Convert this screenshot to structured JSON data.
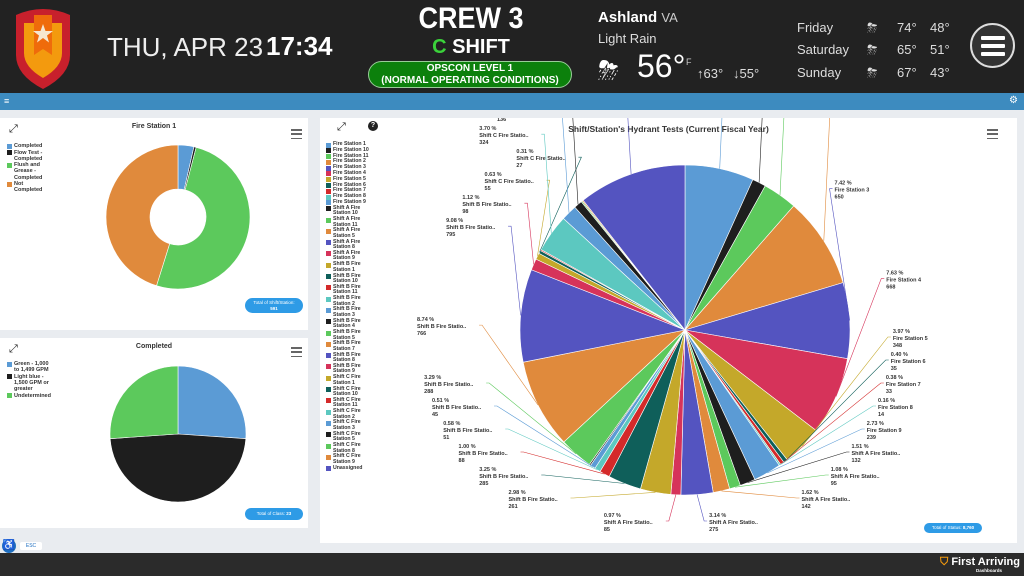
{
  "header": {
    "date": "THU, APR 23",
    "time": "17:34",
    "crew": "CREW 3",
    "shift_letter": "C",
    "shift_word": "SHIFT",
    "opscon_line1": "OPSCON LEVEL 1",
    "opscon_line2": "(NORMAL OPERATING CONDITIONS)"
  },
  "weather": {
    "city": "Ashland",
    "state": "VA",
    "condition": "Light Rain",
    "icon": "rain-sun-icon",
    "temp": "56°",
    "unit": "F",
    "high": "63°",
    "low": "55°",
    "forecast": [
      {
        "day": "Friday",
        "icon": "rain-sun-icon",
        "high": "74°",
        "low": "48°"
      },
      {
        "day": "Saturday",
        "icon": "rain-sun-icon",
        "high": "65°",
        "low": "51°"
      },
      {
        "day": "Sunday",
        "icon": "rain-sun-icon",
        "high": "67°",
        "low": "43°"
      }
    ]
  },
  "colors": {
    "header_bg": "#222222",
    "bar": "#3d8bbf",
    "opscon": "#0c800c",
    "badge": "#2e9be6",
    "palette": [
      "#5b9bd5",
      "#1e1e1e",
      "#5cc95c",
      "#e08a3c",
      "#5454c0",
      "#d6335a",
      "#c4a82a",
      "#0f5f5a",
      "#d42a2a",
      "#5cc8c0"
    ]
  },
  "footer": {
    "brand": "First Arriving",
    "sub": "Dashboards",
    "esc": "ESC"
  },
  "chart_data": [
    {
      "type": "pie",
      "variant": "donut",
      "title": "Fire Station 1",
      "legend": "top-left",
      "categories": [
        "Completed",
        "Flow Test - Completed",
        "Flush and Grease - Completed",
        "Not Completed"
      ],
      "values": [
        21,
        3,
        300,
        267
      ],
      "colors": [
        "#5b9bd5",
        "#1e1e1e",
        "#5cc95c",
        "#e08a3c"
      ],
      "total_label": "Total of Shift/Station:",
      "total": "591"
    },
    {
      "type": "pie",
      "title": "Completed",
      "legend": "top-left",
      "categories": [
        "Green - 1,000 to 1,499 GPM",
        "Light blue - 1,500 GPM or greater",
        "Undetermined"
      ],
      "values": [
        6,
        11,
        6
      ],
      "colors": [
        "#5b9bd5",
        "#1e1e1e",
        "#5cc95c"
      ],
      "total_label": "Total of Class:",
      "total": "23"
    },
    {
      "type": "pie",
      "title": "Shift/Station's Hydrant Tests (Current Fiscal Year)",
      "legend": "left",
      "total_label": "Total of Status:",
      "total": "8,760",
      "slices": [
        {
          "name": "Fire Station 1",
          "label": "Fire Station 1",
          "value": 591,
          "pct": "6.75 %"
        },
        {
          "name": "Fire Station 10",
          "label": "Fire Station 10",
          "value": 117,
          "pct": "1.34 %"
        },
        {
          "name": "Fire Station 11",
          "label": "Fire Station 11",
          "value": 295,
          "pct": "3.37 %"
        },
        {
          "name": "Fire Station 2",
          "label": "Fire Station 2",
          "value": 781,
          "pct": "8.92 %"
        },
        {
          "name": "Fire Station 3",
          "label": "Fire Station 3",
          "value": 650,
          "pct": "7.42 %"
        },
        {
          "name": "Fire Station 4",
          "label": "Fire Station 4",
          "value": 668,
          "pct": "7.63 %"
        },
        {
          "name": "Fire Station 5",
          "label": "Fire Station 5",
          "value": 348,
          "pct": "3.97 %"
        },
        {
          "name": "Fire Station 6",
          "label": "Fire Station 6",
          "value": 35,
          "pct": "0.40 %"
        },
        {
          "name": "Fire Station 7",
          "label": "Fire Station 7",
          "value": 33,
          "pct": "0.38 %"
        },
        {
          "name": "Fire Station 8",
          "label": "Fire Station 8",
          "value": 14,
          "pct": "0.16 %"
        },
        {
          "name": "Fire Station 9",
          "label": "Fire Station 9",
          "value": 239,
          "pct": "2.73 %"
        },
        {
          "name": "Shift A Fire Station 10",
          "label": "Shift A Fire Statio..",
          "value": 132,
          "pct": "1.51 %"
        },
        {
          "name": "Shift A Fire Station 11",
          "label": "Shift A Fire Statio..",
          "value": 95,
          "pct": "1.08 %"
        },
        {
          "name": "Shift A Fire Station 5",
          "label": "Shift A Fire Statio..",
          "value": 142,
          "pct": "1.62 %"
        },
        {
          "name": "Shift A Fire Station 8",
          "label": "Shift A Fire Statio..",
          "value": 275,
          "pct": "3.14 %"
        },
        {
          "name": "Shift A Fire Station 9",
          "label": "Shift A Fire Statio..",
          "value": 85,
          "pct": "0.97 %"
        },
        {
          "name": "Shift B Fire Station 1",
          "label": "Shift B Fire Statio..",
          "value": 261,
          "pct": "2.98 %"
        },
        {
          "name": "Shift B Fire Station 10",
          "label": "Shift B Fire Statio..",
          "value": 285,
          "pct": "3.25 %"
        },
        {
          "name": "Shift B Fire Station 11",
          "label": "Shift B Fire Statio..",
          "value": 88,
          "pct": "1.00 %"
        },
        {
          "name": "Shift B Fire Station 2",
          "label": "Shift B Fire Statio..",
          "value": 51,
          "pct": "0.58 %"
        },
        {
          "name": "Shift B Fire Station 3",
          "label": "Shift B Fire Statio..",
          "value": 45,
          "pct": "0.51 %"
        },
        {
          "name": "Shift B Fire Station 4",
          "value": 12
        },
        {
          "name": "Shift B Fire Station 5",
          "label": "Shift B Fire Statio..",
          "value": 288,
          "pct": "3.29 %"
        },
        {
          "name": "Shift B Fire Station 7",
          "label": "Shift B Fire Statio..",
          "value": 766,
          "pct": "8.74 %"
        },
        {
          "name": "Shift B Fire Station 8",
          "label": "Shift B Fire Statio..",
          "value": 795,
          "pct": "9.08 %"
        },
        {
          "name": "Shift B Fire Station 9",
          "label": "Shift B Fire Statio..",
          "value": 98,
          "pct": "1.12 %"
        },
        {
          "name": "Shift C Fire Station 1",
          "label": "Shift C Fire Statio..",
          "value": 55,
          "pct": "0.63 %"
        },
        {
          "name": "Shift C Fire Station 10",
          "label": "Shift C Fire Statio..",
          "value": 27,
          "pct": "0.31 %"
        },
        {
          "name": "Shift C Fire Station 11",
          "value": 10
        },
        {
          "name": "Shift C Fire Station 2",
          "label": "Shift C Fire Statio..",
          "value": 324,
          "pct": "3.70 %"
        },
        {
          "name": "Shift C Fire Station 3",
          "label": "Shift C Fire Statio..",
          "value": 136,
          "pct": "1.55 %"
        },
        {
          "name": "Shift C Fire Station 5",
          "label": "Shift C Fire Statio..",
          "value": 71,
          "pct": "0.81 %"
        },
        {
          "name": "Shift C Fire Station 8",
          "value": 10
        },
        {
          "name": "Shift C Fire Station 9",
          "value": 10
        },
        {
          "name": "Unassigned",
          "label": "Unassigned",
          "value": 928,
          "pct": "10.59 %"
        }
      ]
    }
  ]
}
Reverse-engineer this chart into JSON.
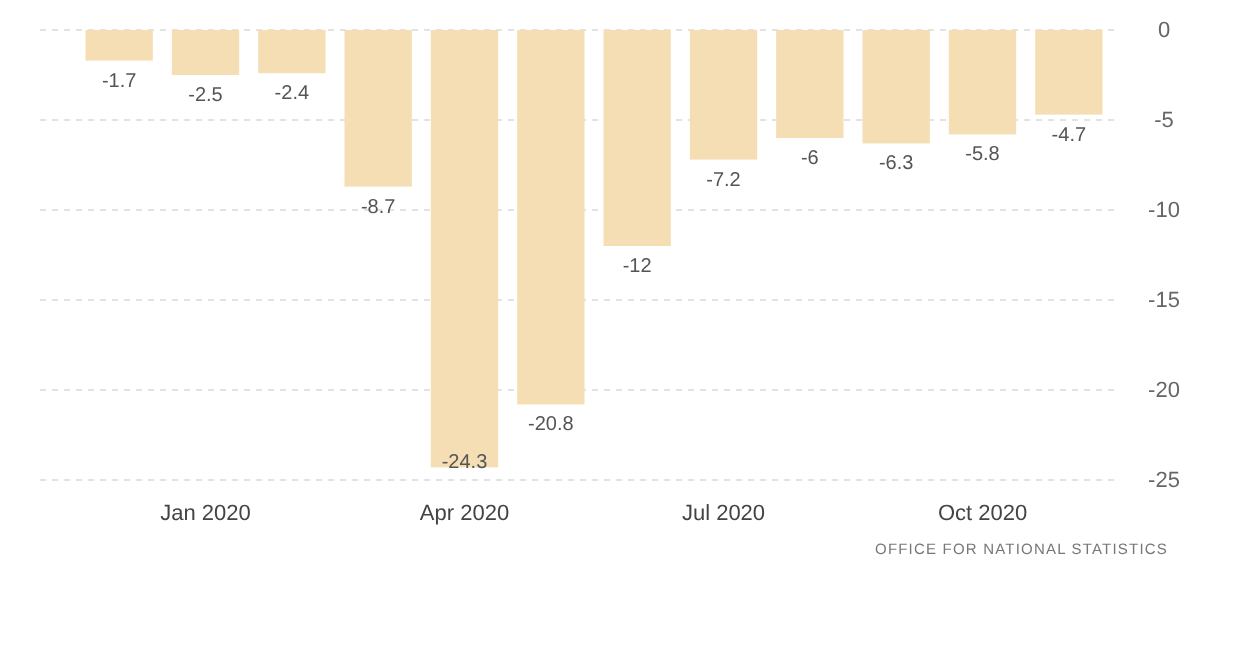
{
  "chart_data": {
    "type": "bar",
    "categories": [
      null,
      "Jan 2020",
      null,
      null,
      "Apr 2020",
      null,
      null,
      "Jul 2020",
      null,
      null,
      "Oct 2020",
      null
    ],
    "values": [
      -1.7,
      -2.5,
      -2.4,
      -8.7,
      -24.3,
      -20.8,
      -12,
      -7.2,
      -6,
      -6.3,
      -5.8,
      -4.7
    ],
    "color": "#f5deb3",
    "ylim": [
      -25,
      0
    ],
    "yticks": [
      0,
      -5,
      -10,
      -15,
      -20,
      -25
    ],
    "grid": "y",
    "data_labels": true,
    "annotations": [
      "OFFICE FOR NATIONAL STATISTICS"
    ]
  }
}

○ ○ ○ ○ ○

■ WHAT IS REQUIRED: The entries above should be reproduced exactly, without their pictures.

■ OUTPUT FOR THIS EXERCISE:
Convert this screenshot to structured JSON data.
{
  "header": {
    "date": "THU, APR 23",
    "time": "17:34",
    "crew": "CREW 3",
    "shift_letter": "C",
    "shift_word": "SHIFT",
    "opscon_line1": "OPSCON LEVEL 1",
    "opscon_line2": "(NORMAL OPERATING CONDITIONS)"
  },
  "weather": {
    "city": "Ashland",
    "state": "VA",
    "condition": "Light Rain",
    "icon": "rain-sun-icon",
    "temp": "56°",
    "unit": "F",
    "high": "63°",
    "low": "55°",
    "forecast": [
      {
        "day": "Friday",
        "icon": "rain-sun-icon",
        "high": "74°",
        "low": "48°"
      },
      {
        "day": "Saturday",
        "icon": "rain-sun-icon",
        "high": "65°",
        "low": "51°"
      },
      {
        "day": "Sunday",
        "icon": "rain-sun-icon",
        "high": "67°",
        "low": "43°"
      }
    ]
  },
  "colors": {
    "header_bg": "#222222",
    "bar": "#3d8bbf",
    "opscon": "#0c800c",
    "badge": "#2e9be6",
    "palette": [
      "#5b9bd5",
      "#1e1e1e",
      "#5cc95c",
      "#e08a3c",
      "#5454c0",
      "#d6335a",
      "#c4a82a",
      "#0f5f5a",
      "#d42a2a",
      "#5cc8c0"
    ]
  },
  "footer": {
    "brand": "First Arriving",
    "sub": "Dashboards",
    "esc": "ESC"
  },
  "chart_data": [
    {
      "type": "pie",
      "variant": "donut",
      "title": "Fire Station 1",
      "legend": "top-left",
      "categories": [
        "Completed",
        "Flow Test - Completed",
        "Flush and Grease - Completed",
        "Not Completed"
      ],
      "values": [
        21,
        3,
        300,
        267
      ],
      "colors": [
        "#5b9bd5",
        "#1e1e1e",
        "#5cc95c",
        "#e08a3c"
      ],
      "total_label": "Total of Shift/Station:",
      "total": "591"
    },
    {
      "type": "pie",
      "title": "Completed",
      "legend": "top-left",
      "categories": [
        "Green - 1,000 to 1,499 GPM",
        "Light blue - 1,500 GPM or greater",
        "Undetermined"
      ],
      "values": [
        6,
        11,
        6
      ],
      "colors": [
        "#5b9bd5",
        "#1e1e1e",
        "#5cc95c"
      ],
      "total_label": "Total of Class:",
      "total": "23"
    },
    {
      "type": "pie",
      "title": "Shift/Station's Hydrant Tests (Current Fiscal Year)",
      "legend": "left",
      "total_label": "Total of Status:",
      "total": "8,760",
      "slices": [
        {
          "name": "Fire Station 1",
          "label": "Fire Station 1",
          "value": 591,
          "pct": "6.75 %"
        },
        {
          "name": "Fire Station 10",
          "label": "Fire Station 10",
          "value": 117,
          "pct": "1.34 %"
        },
        {
          "name": "Fire Station 11",
          "label": "Fire Station 11",
          "value": 295,
          "pct": "3.37 %"
        },
        {
          "name": "Fire Station 2",
          "label": "Fire Station 2",
          "value": 781,
          "pct": "8.92 %"
        },
        {
          "name": "Fire Station 3",
          "label": "Fire Station 3",
          "value": 650,
          "pct": "7.42 %"
        },
        {
          "name": "Fire Station 4",
          "label": "Fire Station 4",
          "value": 668,
          "pct": "7.63 %"
        },
        {
          "name": "Fire Station 5",
          "label": "Fire Station 5",
          "value": 348,
          "pct": "3.97 %"
        },
        {
          "name": "Fire Station 6",
          "label": "Fire Station 6",
          "value": 35,
          "pct": "0.40 %"
        },
        {
          "name": "Fire Station 7",
          "label": "Fire Station 7",
          "value": 33,
          "pct": "0.38 %"
        },
        {
          "name": "Fire Station 8",
          "label": "Fire Station 8",
          "value": 14,
          "pct": "0.16 %"
        },
        {
          "name": "Fire Station 9",
          "label": "Fire Station 9",
          "value": 239,
          "pct": "2.73 %"
        },
        {
          "name": "Shift A Fire Station 10",
          "label": "Shift A Fire Statio..",
          "value": 132,
          "pct": "1.51 %"
        },
        {
          "name": "Shift A Fire Station 11",
          "label": "Shift A Fire Statio..",
          "value": 95,
          "pct": "1.08 %"
        },
        {
          "name": "Shift A Fire Station 5",
          "label": "Shift A Fire Statio..",
          "value": 142,
          "pct": "1.62 %"
        },
        {
          "name": "Shift A Fire Station 8",
          "label": "Shift A Fire Statio..",
          "value": 275,
          "pct": "3.14 %"
        },
        {
          "name": "Shift A Fire Station 9",
          "label": "Shift A Fire Statio..",
          "value": 85,
          "pct": "0.97 %"
        },
        {
          "name": "Shift B Fire Station 1",
          "label": "Shift B Fire Statio..",
          "value": 261,
          "pct": "2.98 %"
        },
        {
          "name": "Shift B Fire Station 10",
          "label": "Shift B Fire Statio..",
          "value": 285,
          "pct": "3.25 %"
        },
        {
          "name": "Shift B Fire Station 11",
          "label": "Shift B Fire Statio..",
          "value": 88,
          "pct": "1.00 %"
        },
        {
          "name": "Shift B Fire Station 2",
          "label": "Shift B Fire Statio..",
          "value": 51,
          "pct": "0.58 %"
        },
        {
          "name": "Shift B Fire Station 3",
          "label": "Shift B Fire Statio..",
          "value": 45,
          "pct": "0.51 %"
        },
        {
          "name": "Shift B Fire Station 4",
          "value": 12
        },
        {
          "name": "Shift B Fire Station 5",
          "label": "Shift B Fire Statio..",
          "value": 288,
          "pct": "3.29 %"
        },
        {
          "name": "Shift B Fire Station 7",
          "label": "Shift B Fire Statio..",
          "value": 766,
          "pct": "8.74 %"
        },
        {
          "name": "Shift B Fire Station 8",
          "label": "Shift B Fire Statio..",
          "value": 795,
          "pct": "9.08 %"
        },
        {
          "name": "Shift B Fire Station 9",
          "label": "Shift B Fire Statio..",
          "value": 98,
          "pct": "1.12 %"
        },
        {
          "name": "Shift C Fire Station 1",
          "label": "Shift C Fire Statio..",
          "value": 55,
          "pct": "0.63 %"
        },
        {
          "name": "Shift C Fire Station 10",
          "label": "Shift C Fire Statio..",
          "value": 27,
          "pct": "0.31 %"
        },
        {
          "name": "Shift C Fire Station 11",
          "value": 10
        },
        {
          "name": "Shift C Fire Station 2",
          "label": "Shift C Fire Statio..",
          "value": 324,
          "pct": "3.70 %"
        },
        {
          "name": "Shift C Fire Station 3",
          "label": "Shift C Fire Statio..",
          "value": 136,
          "pct": "1.55 %"
        },
        {
          "name": "Shift C Fire Station 5",
          "label": "Shift C Fire Statio..",
          "value": 71,
          "pct": "0.81 %"
        },
        {
          "name": "Shift C Fire Station 8",
          "value": 10
        },
        {
          "name": "Shift C Fire Station 9",
          "value": 10
        },
        {
          "name": "Unassigned",
          "label": "Unassigned",
          "value": 928,
          "pct": "10.59 %"
        }
      ]
    }
  ]
}
Reverse-engineer this chart into JSON.
{
  "chart_data": {
    "type": "bar",
    "categories": [
      null,
      "Jan 2020",
      null,
      null,
      "Apr 2020",
      null,
      null,
      "Jul 2020",
      null,
      null,
      "Oct 2020",
      null
    ],
    "values": [
      -1.7,
      -2.5,
      -2.4,
      -8.7,
      -24.3,
      -20.8,
      -12,
      -7.2,
      -6,
      -6.3,
      -5.8,
      -4.7
    ],
    "color": "#f5deb3",
    "ylim": [
      -25,
      0
    ],
    "yticks": [
      0,
      -5,
      -10,
      -15,
      -20,
      -25
    ],
    "grid": "y",
    "data_labels": true,
    "annotations": [
      "OFFICE FOR NATIONAL STATISTICS"
    ]
  }
}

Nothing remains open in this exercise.